Start of GIVEN DATA
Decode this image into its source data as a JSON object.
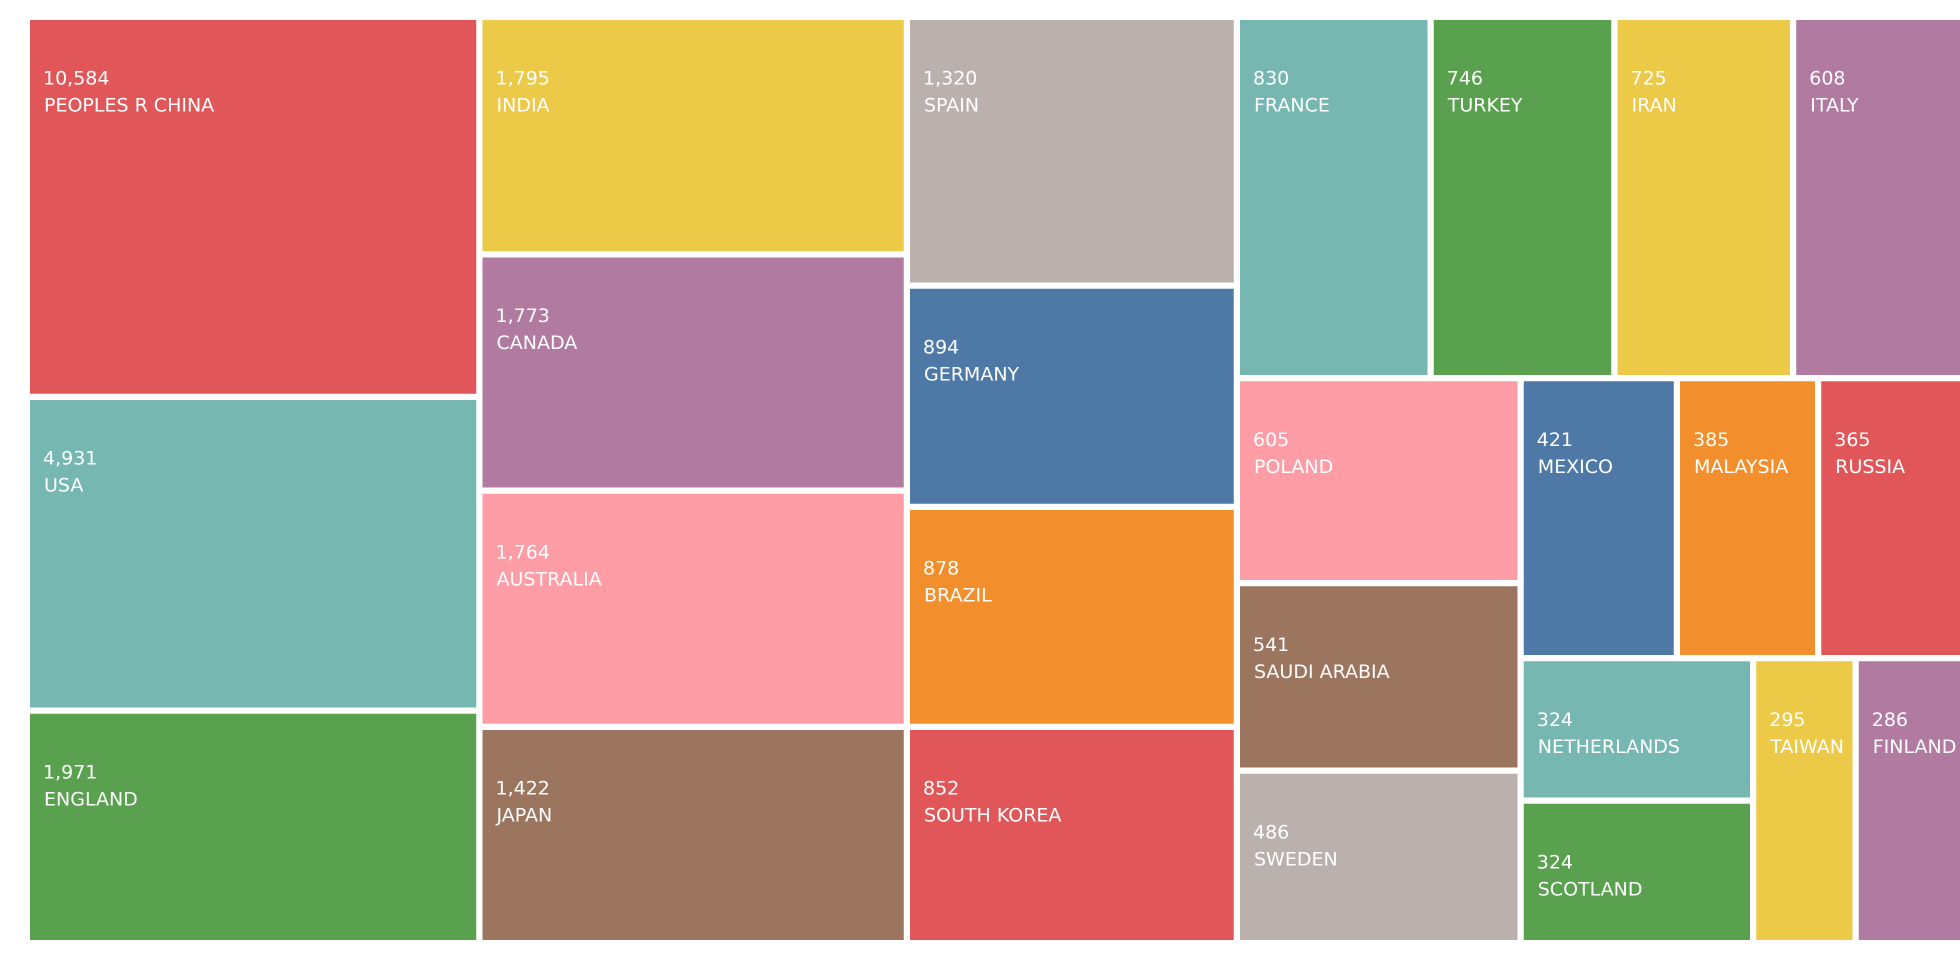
{
  "chart_data": {
    "type": "treemap",
    "labels": [
      "PEOPLES R CHINA",
      "USA",
      "ENGLAND",
      "INDIA",
      "CANADA",
      "AUSTRALIA",
      "JAPAN",
      "SPAIN",
      "GERMANY",
      "BRAZIL",
      "SOUTH KOREA",
      "FRANCE",
      "TURKEY",
      "IRAN",
      "ITALY",
      "POLAND",
      "SAUDI ARABIA",
      "SWEDEN",
      "MEXICO",
      "MALAYSIA",
      "RUSSIA",
      "NETHERLANDS",
      "SCOTLAND",
      "TAIWAN",
      "FINLAND"
    ],
    "values": [
      10584,
      4931,
      1971,
      1795,
      1773,
      1764,
      1422,
      1320,
      894,
      878,
      852,
      830,
      746,
      725,
      608,
      605,
      541,
      486,
      421,
      385,
      365,
      324,
      324,
      295,
      286
    ],
    "value_labels": [
      "10,584",
      "4,931",
      "1,971",
      "1,795",
      "1,773",
      "1,764",
      "1,422",
      "1,320",
      "894",
      "878",
      "852",
      "830",
      "746",
      "725",
      "608",
      "605",
      "541",
      "486",
      "421",
      "385",
      "365",
      "324",
      "324",
      "295",
      "286"
    ],
    "colors": [
      "#e15759",
      "#76b7b2",
      "#59a14f",
      "#edc948",
      "#b07aa1",
      "#ff9da7",
      "#9c755f",
      "#bab0ac",
      "#4e79a7",
      "#f28e2b",
      "#e15759",
      "#76b7b2",
      "#59a14f",
      "#edc948",
      "#b07aa1",
      "#ff9da7",
      "#9c755f",
      "#bab0ac",
      "#4e79a7",
      "#f28e2b",
      "#e15759",
      "#76b7b2",
      "#59a14f",
      "#edc948",
      "#b07aa1"
    ]
  }
}
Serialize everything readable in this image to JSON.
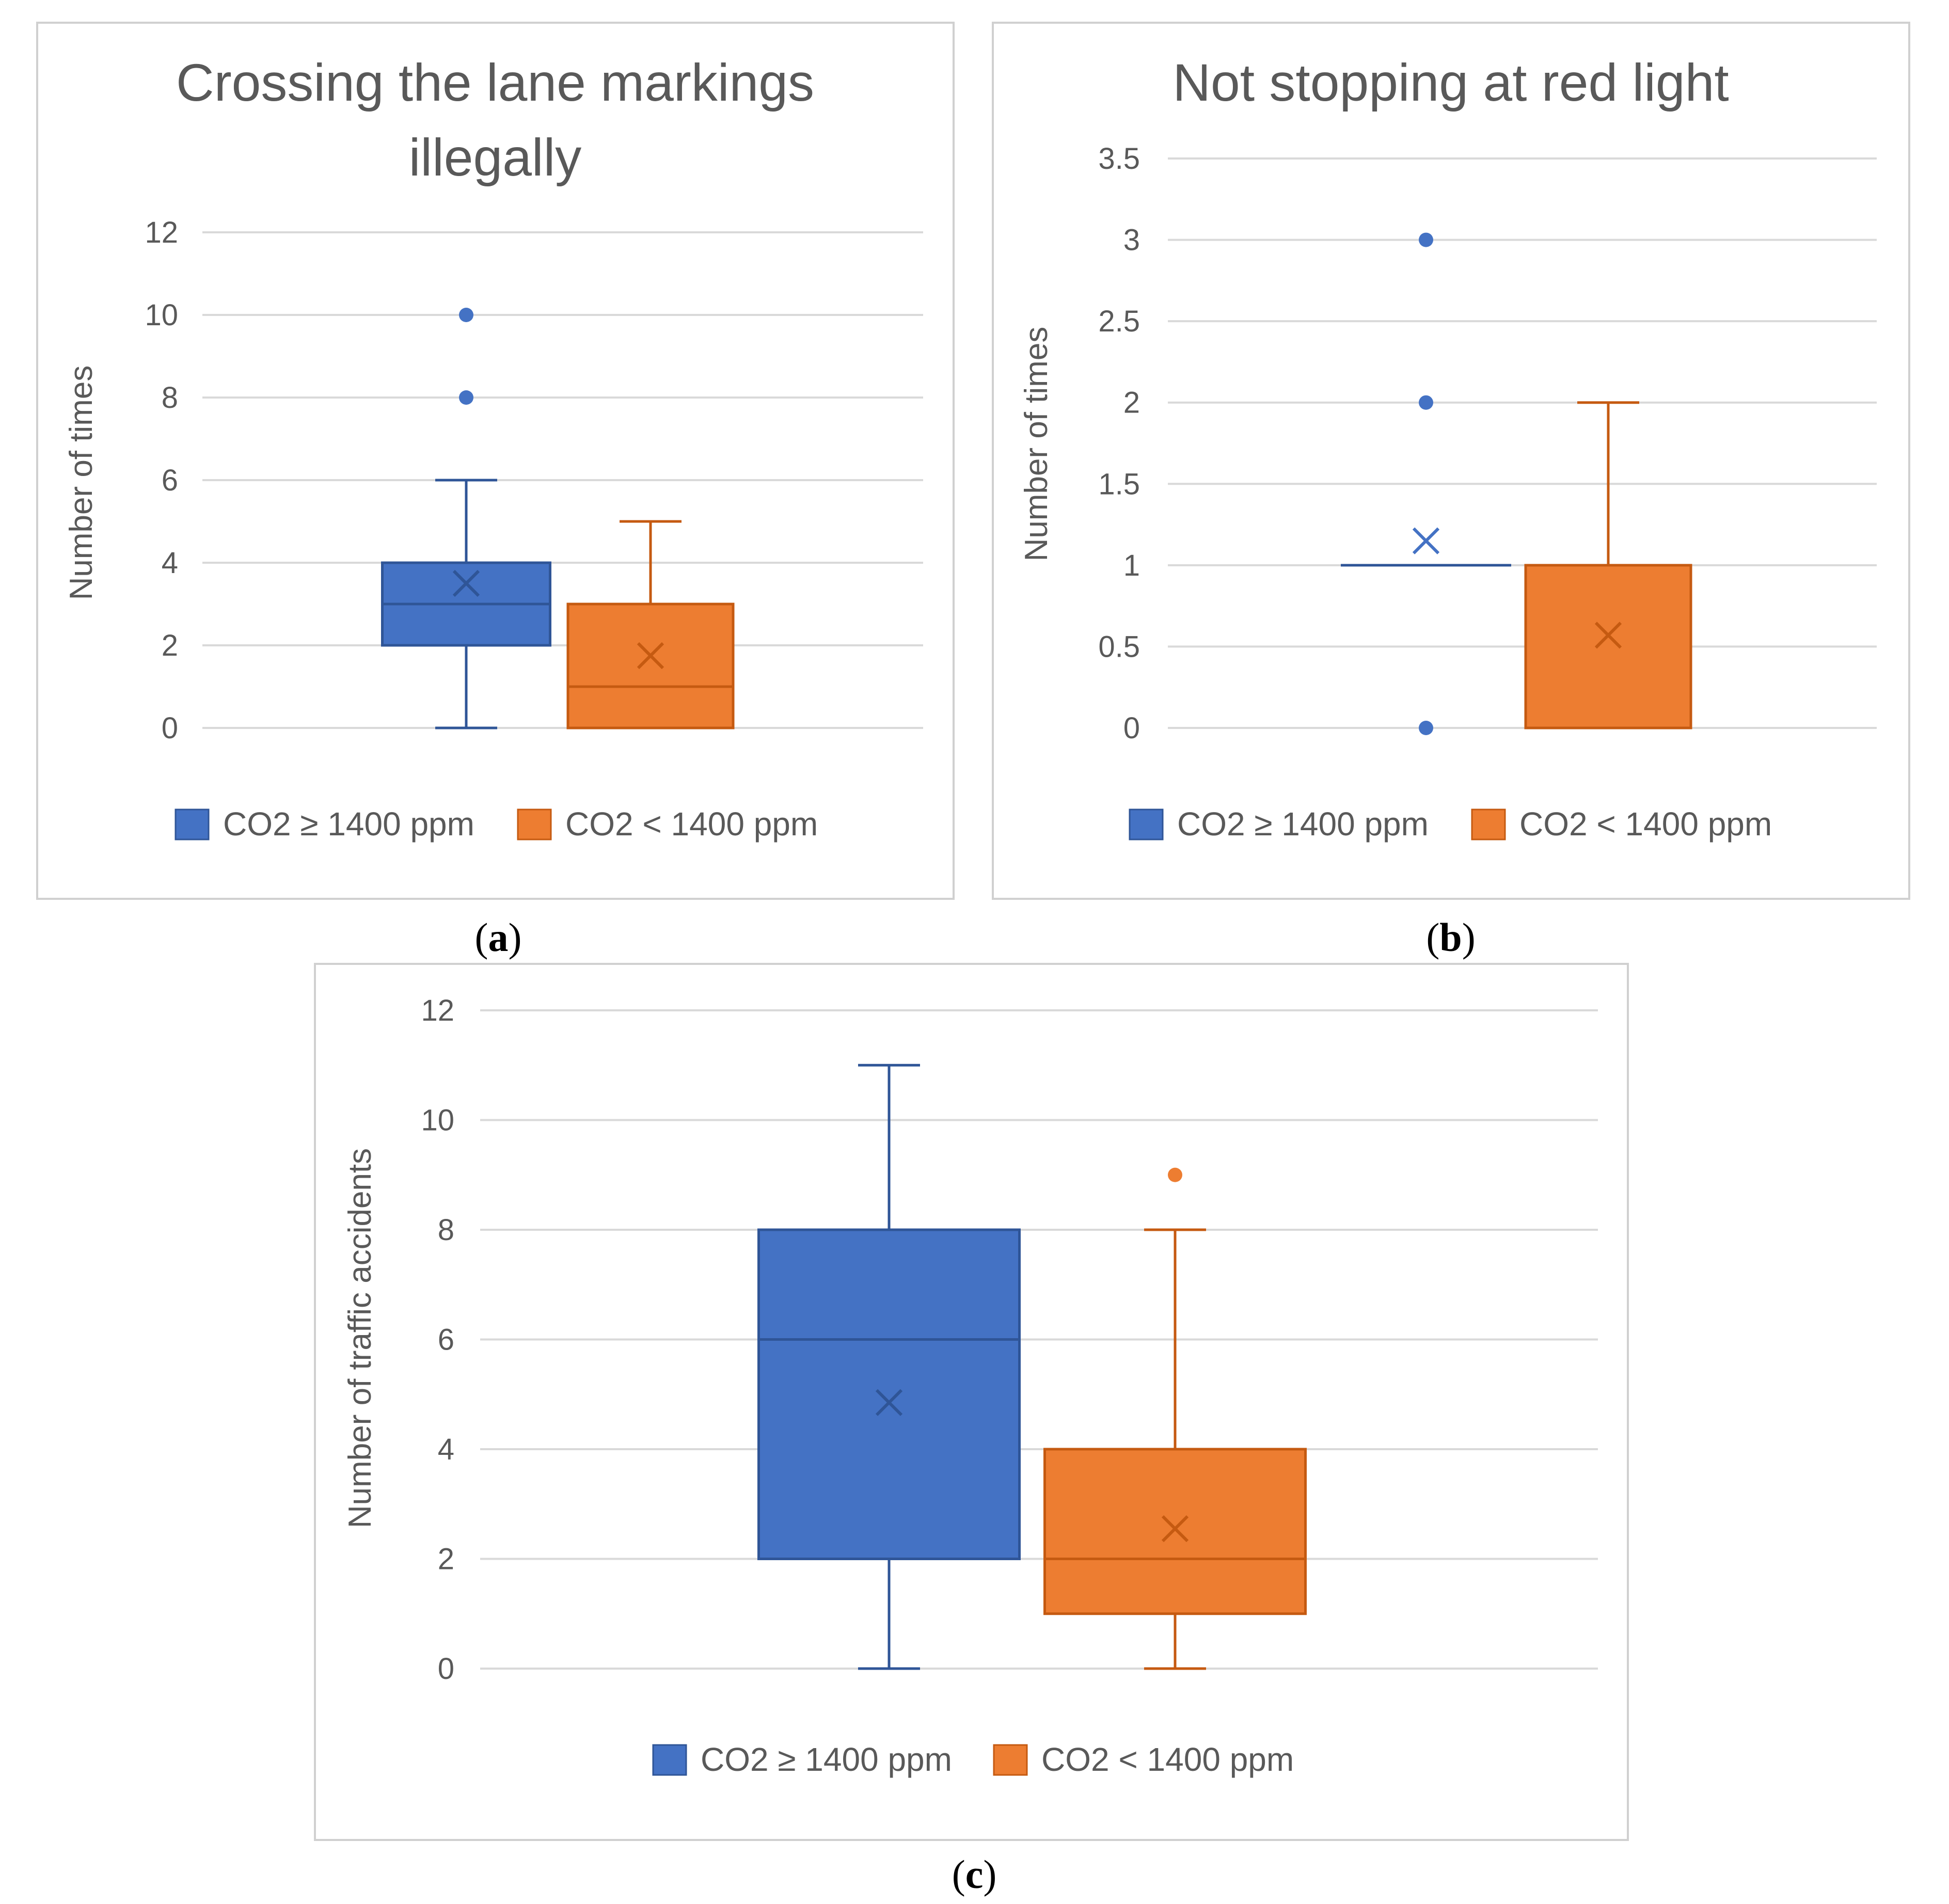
{
  "chart_data": [
    {
      "type": "boxplot",
      "panel": "a",
      "caption": {
        "open": "(",
        "letter": "a",
        "close": ")"
      },
      "title_lines": [
        "Crossing the lane markings",
        "illegally"
      ],
      "ylabel": "Number of times",
      "ylim": [
        0,
        12
      ],
      "yticks": [
        0,
        2,
        4,
        6,
        8,
        10,
        12
      ],
      "series": [
        {
          "name": "CO2 ≥ 1400 ppm",
          "color": "#4472C4",
          "min": 0,
          "q1": 2,
          "median": 3,
          "q3": 4,
          "max": 6,
          "mean": 3.5,
          "outliers": [
            8,
            10
          ]
        },
        {
          "name": "CO2 < 1400 ppm",
          "color": "#ED7D31",
          "min": 0,
          "q1": 0,
          "median": 1,
          "q3": 3,
          "max": 5,
          "mean": 1.75,
          "outliers": []
        }
      ]
    },
    {
      "type": "boxplot",
      "panel": "b",
      "caption": {
        "open": "(",
        "letter": "b",
        "close": ")"
      },
      "title_lines": [
        "Not stopping at red light"
      ],
      "ylabel": "Number of times",
      "ylim": [
        0,
        3.5
      ],
      "yticks": [
        0,
        0.5,
        1,
        1.5,
        2,
        2.5,
        3,
        3.5
      ],
      "series": [
        {
          "name": "CO2 ≥ 1400 ppm",
          "color": "#4472C4",
          "min": 1,
          "q1": 1,
          "median": 1,
          "q3": 1,
          "max": 1,
          "mean": 1.15,
          "outliers": [
            0,
            2,
            3
          ]
        },
        {
          "name": "CO2 < 1400 ppm",
          "color": "#ED7D31",
          "min": 0,
          "q1": 0,
          "median": 0,
          "q3": 1,
          "max": 2,
          "mean": 0.57,
          "outliers": []
        }
      ]
    },
    {
      "type": "boxplot",
      "panel": "c",
      "caption": {
        "open": "(",
        "letter": "c",
        "close": ")"
      },
      "title_lines": [],
      "ylabel": "Number of traffic accidents",
      "ylim": [
        0,
        12
      ],
      "yticks": [
        0,
        2,
        4,
        6,
        8,
        10,
        12
      ],
      "series": [
        {
          "name": "CO2 ≥ 1400 ppm",
          "color": "#4472C4",
          "min": 0,
          "q1": 2,
          "median": 6,
          "q3": 8,
          "max": 11,
          "mean": 4.85,
          "outliers": []
        },
        {
          "name": "CO2 < 1400 ppm",
          "color": "#ED7D31",
          "min": 0,
          "q1": 1,
          "median": 2,
          "q3": 4,
          "max": 8,
          "mean": 2.55,
          "outliers": [
            9
          ]
        }
      ]
    }
  ]
}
End of GIVEN DATA
**WRITTEN PROBLEM:**
Repeat the entries exactly. Pictures are excluded from the copy.

**THE REPLY:**
Decode this image into its source data as a JSON object.
{
  "chart_data": {
    "type": "treemap",
    "labels": [
      "PEOPLES R CHINA",
      "USA",
      "ENGLAND",
      "INDIA",
      "CANADA",
      "AUSTRALIA",
      "JAPAN",
      "SPAIN",
      "GERMANY",
      "BRAZIL",
      "SOUTH KOREA",
      "FRANCE",
      "TURKEY",
      "IRAN",
      "ITALY",
      "POLAND",
      "SAUDI ARABIA",
      "SWEDEN",
      "MEXICO",
      "MALAYSIA",
      "RUSSIA",
      "NETHERLANDS",
      "SCOTLAND",
      "TAIWAN",
      "FINLAND"
    ],
    "values": [
      10584,
      4931,
      1971,
      1795,
      1773,
      1764,
      1422,
      1320,
      894,
      878,
      852,
      830,
      746,
      725,
      608,
      605,
      541,
      486,
      421,
      385,
      365,
      324,
      324,
      295,
      286
    ],
    "value_labels": [
      "10,584",
      "4,931",
      "1,971",
      "1,795",
      "1,773",
      "1,764",
      "1,422",
      "1,320",
      "894",
      "878",
      "852",
      "830",
      "746",
      "725",
      "608",
      "605",
      "541",
      "486",
      "421",
      "385",
      "365",
      "324",
      "324",
      "295",
      "286"
    ],
    "colors": [
      "#e15759",
      "#76b7b2",
      "#59a14f",
      "#edc948",
      "#b07aa1",
      "#ff9da7",
      "#9c755f",
      "#bab0ac",
      "#4e79a7",
      "#f28e2b",
      "#e15759",
      "#76b7b2",
      "#59a14f",
      "#edc948",
      "#b07aa1",
      "#ff9da7",
      "#9c755f",
      "#bab0ac",
      "#4e79a7",
      "#f28e2b",
      "#e15759",
      "#76b7b2",
      "#59a14f",
      "#edc948",
      "#b07aa1"
    ]
  }
}
Serialize everything readable in this image to JSON.
{
  "chart_data": [
    {
      "type": "boxplot",
      "panel": "a",
      "caption": {
        "open": "(",
        "letter": "a",
        "close": ")"
      },
      "title_lines": [
        "Crossing the lane markings",
        "illegally"
      ],
      "ylabel": "Number of times",
      "ylim": [
        0,
        12
      ],
      "yticks": [
        0,
        2,
        4,
        6,
        8,
        10,
        12
      ],
      "series": [
        {
          "name": "CO2 ≥ 1400 ppm",
          "color": "#4472C4",
          "min": 0,
          "q1": 2,
          "median": 3,
          "q3": 4,
          "max": 6,
          "mean": 3.5,
          "outliers": [
            8,
            10
          ]
        },
        {
          "name": "CO2 < 1400 ppm",
          "color": "#ED7D31",
          "min": 0,
          "q1": 0,
          "median": 1,
          "q3": 3,
          "max": 5,
          "mean": 1.75,
          "outliers": []
        }
      ]
    },
    {
      "type": "boxplot",
      "panel": "b",
      "caption": {
        "open": "(",
        "letter": "b",
        "close": ")"
      },
      "title_lines": [
        "Not stopping at red light"
      ],
      "ylabel": "Number of times",
      "ylim": [
        0,
        3.5
      ],
      "yticks": [
        0,
        0.5,
        1,
        1.5,
        2,
        2.5,
        3,
        3.5
      ],
      "series": [
        {
          "name": "CO2 ≥ 1400 ppm",
          "color": "#4472C4",
          "min": 1,
          "q1": 1,
          "median": 1,
          "q3": 1,
          "max": 1,
          "mean": 1.15,
          "outliers": [
            0,
            2,
            3
          ]
        },
        {
          "name": "CO2 < 1400 ppm",
          "color": "#ED7D31",
          "min": 0,
          "q1": 0,
          "median": 0,
          "q3": 1,
          "max": 2,
          "mean": 0.57,
          "outliers": []
        }
      ]
    },
    {
      "type": "boxplot",
      "panel": "c",
      "caption": {
        "open": "(",
        "letter": "c",
        "close": ")"
      },
      "title_lines": [],
      "ylabel": "Number of traffic accidents",
      "ylim": [
        0,
        12
      ],
      "yticks": [
        0,
        2,
        4,
        6,
        8,
        10,
        12
      ],
      "series": [
        {
          "name": "CO2 ≥ 1400 ppm",
          "color": "#4472C4",
          "min": 0,
          "q1": 2,
          "median": 6,
          "q3": 8,
          "max": 11,
          "mean": 4.85,
          "outliers": []
        },
        {
          "name": "CO2 < 1400 ppm",
          "color": "#ED7D31",
          "min": 0,
          "q1": 1,
          "median": 2,
          "q3": 4,
          "max": 8,
          "mean": 2.55,
          "outliers": [
            9
          ]
        }
      ]
    }
  ]
}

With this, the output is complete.